▼

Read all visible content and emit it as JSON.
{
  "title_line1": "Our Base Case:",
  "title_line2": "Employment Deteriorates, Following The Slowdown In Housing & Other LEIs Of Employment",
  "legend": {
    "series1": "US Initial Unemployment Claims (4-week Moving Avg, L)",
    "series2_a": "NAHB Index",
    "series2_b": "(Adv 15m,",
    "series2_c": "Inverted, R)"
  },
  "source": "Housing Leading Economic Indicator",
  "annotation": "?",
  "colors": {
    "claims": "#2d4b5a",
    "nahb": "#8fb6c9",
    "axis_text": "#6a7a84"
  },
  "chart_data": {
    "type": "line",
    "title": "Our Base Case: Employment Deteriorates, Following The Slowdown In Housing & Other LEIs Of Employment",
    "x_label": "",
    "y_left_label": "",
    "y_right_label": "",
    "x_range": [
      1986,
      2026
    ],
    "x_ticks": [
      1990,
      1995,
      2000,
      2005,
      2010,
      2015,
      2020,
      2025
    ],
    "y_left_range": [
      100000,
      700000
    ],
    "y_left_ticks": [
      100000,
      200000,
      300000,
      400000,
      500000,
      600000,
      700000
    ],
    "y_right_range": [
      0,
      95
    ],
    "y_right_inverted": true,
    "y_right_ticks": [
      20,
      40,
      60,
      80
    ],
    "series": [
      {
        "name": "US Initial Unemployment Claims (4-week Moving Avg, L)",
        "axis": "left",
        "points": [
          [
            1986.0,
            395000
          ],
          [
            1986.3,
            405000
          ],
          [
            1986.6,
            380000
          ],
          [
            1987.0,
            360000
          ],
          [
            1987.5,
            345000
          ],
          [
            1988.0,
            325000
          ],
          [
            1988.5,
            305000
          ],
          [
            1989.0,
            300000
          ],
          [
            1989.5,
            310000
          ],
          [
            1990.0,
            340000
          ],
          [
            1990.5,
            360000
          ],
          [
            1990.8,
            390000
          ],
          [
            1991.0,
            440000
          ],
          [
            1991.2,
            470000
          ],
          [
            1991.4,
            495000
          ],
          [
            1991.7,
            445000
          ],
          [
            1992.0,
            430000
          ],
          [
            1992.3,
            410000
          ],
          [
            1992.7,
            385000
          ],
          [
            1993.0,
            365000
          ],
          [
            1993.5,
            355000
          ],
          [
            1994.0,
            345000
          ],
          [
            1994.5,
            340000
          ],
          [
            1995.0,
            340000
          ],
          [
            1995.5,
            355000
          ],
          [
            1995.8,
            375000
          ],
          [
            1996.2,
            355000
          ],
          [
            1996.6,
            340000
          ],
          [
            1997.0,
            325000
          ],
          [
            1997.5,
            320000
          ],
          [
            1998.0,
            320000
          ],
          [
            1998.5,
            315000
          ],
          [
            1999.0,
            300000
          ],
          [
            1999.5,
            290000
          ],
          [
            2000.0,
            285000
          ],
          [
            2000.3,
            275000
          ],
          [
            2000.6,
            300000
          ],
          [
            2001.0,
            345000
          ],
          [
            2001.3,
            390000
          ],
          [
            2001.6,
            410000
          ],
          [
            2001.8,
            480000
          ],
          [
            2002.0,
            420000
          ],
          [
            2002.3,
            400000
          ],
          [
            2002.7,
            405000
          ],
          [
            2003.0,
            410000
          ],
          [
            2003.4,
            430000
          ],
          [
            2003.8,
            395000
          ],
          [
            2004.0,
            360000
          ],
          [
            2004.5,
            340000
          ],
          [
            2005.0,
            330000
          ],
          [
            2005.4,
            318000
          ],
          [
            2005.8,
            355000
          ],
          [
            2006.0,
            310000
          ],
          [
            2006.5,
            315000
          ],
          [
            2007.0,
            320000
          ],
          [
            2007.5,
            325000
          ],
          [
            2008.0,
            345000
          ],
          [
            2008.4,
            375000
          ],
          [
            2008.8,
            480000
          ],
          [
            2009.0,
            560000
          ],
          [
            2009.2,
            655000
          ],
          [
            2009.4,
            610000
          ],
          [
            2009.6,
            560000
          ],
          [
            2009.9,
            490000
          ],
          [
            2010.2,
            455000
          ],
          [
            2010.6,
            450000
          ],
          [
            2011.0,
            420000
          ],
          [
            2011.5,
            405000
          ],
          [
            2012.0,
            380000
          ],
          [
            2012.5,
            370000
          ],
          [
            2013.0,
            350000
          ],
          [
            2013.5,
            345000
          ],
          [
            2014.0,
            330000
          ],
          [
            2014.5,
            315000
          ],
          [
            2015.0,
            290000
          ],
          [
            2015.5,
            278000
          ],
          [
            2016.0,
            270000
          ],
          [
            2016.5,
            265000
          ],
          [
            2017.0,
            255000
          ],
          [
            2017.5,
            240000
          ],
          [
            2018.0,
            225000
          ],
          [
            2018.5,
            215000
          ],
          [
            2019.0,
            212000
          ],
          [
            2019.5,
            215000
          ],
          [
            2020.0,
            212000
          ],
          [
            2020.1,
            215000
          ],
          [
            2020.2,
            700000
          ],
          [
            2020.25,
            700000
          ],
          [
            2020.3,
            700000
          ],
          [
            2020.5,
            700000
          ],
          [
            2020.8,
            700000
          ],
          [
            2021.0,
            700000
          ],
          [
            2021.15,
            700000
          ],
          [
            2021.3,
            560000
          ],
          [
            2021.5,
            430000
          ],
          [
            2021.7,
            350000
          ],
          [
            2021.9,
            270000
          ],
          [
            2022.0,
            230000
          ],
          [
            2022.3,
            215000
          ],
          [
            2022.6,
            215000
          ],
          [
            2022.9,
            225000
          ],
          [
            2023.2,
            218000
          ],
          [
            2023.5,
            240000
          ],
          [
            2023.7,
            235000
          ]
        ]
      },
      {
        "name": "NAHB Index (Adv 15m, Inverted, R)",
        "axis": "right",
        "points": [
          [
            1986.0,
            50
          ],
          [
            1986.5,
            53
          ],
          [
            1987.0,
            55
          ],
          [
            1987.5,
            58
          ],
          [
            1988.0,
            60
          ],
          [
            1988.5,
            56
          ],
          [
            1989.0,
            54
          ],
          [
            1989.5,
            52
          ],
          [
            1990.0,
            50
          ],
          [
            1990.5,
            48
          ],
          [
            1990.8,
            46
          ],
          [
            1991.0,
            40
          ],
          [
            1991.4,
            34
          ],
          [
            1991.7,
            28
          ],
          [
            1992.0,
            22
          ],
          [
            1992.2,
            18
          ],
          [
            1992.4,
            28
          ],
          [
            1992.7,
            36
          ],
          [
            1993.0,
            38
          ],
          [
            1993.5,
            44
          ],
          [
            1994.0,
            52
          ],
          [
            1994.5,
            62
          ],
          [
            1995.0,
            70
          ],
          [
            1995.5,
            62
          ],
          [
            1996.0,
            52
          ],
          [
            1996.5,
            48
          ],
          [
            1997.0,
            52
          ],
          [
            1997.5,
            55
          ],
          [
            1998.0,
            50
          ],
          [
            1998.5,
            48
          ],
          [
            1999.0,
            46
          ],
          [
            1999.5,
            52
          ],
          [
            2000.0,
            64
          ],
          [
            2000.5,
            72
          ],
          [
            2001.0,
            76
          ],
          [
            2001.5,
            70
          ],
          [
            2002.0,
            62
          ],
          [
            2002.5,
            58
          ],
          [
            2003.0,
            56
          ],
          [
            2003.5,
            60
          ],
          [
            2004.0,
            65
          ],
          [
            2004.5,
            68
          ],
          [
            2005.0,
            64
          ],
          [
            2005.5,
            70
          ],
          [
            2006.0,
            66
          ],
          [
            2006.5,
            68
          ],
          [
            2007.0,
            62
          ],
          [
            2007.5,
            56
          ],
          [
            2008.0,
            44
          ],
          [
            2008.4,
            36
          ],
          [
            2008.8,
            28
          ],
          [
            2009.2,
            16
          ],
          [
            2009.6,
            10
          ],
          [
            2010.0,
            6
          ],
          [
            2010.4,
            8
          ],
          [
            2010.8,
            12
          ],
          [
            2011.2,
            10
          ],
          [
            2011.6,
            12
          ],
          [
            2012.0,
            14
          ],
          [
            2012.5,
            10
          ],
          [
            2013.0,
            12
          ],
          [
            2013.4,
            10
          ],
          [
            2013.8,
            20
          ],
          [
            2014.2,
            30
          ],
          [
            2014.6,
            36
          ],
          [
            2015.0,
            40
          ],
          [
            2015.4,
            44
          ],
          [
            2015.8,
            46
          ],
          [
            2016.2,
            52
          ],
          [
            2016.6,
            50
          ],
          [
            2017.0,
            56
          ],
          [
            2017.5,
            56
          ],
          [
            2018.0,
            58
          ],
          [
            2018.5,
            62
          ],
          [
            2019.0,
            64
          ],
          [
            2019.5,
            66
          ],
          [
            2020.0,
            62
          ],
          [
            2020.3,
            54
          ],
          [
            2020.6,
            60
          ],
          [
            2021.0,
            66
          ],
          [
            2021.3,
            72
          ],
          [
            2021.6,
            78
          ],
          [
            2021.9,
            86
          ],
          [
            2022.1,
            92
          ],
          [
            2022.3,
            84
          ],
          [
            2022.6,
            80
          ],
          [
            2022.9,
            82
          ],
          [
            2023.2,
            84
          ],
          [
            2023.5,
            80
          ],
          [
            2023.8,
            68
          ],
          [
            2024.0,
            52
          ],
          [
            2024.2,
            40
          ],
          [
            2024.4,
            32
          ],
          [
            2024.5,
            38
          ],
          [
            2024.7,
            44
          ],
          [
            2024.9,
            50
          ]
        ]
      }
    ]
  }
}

▲

- **Directions**
Show the lines that mention the word "Index".

- **Response to this exercise**
    "series2_a": "NAHB Index",
        "name": "NAHB Index (Adv 15m, Inverted, R)",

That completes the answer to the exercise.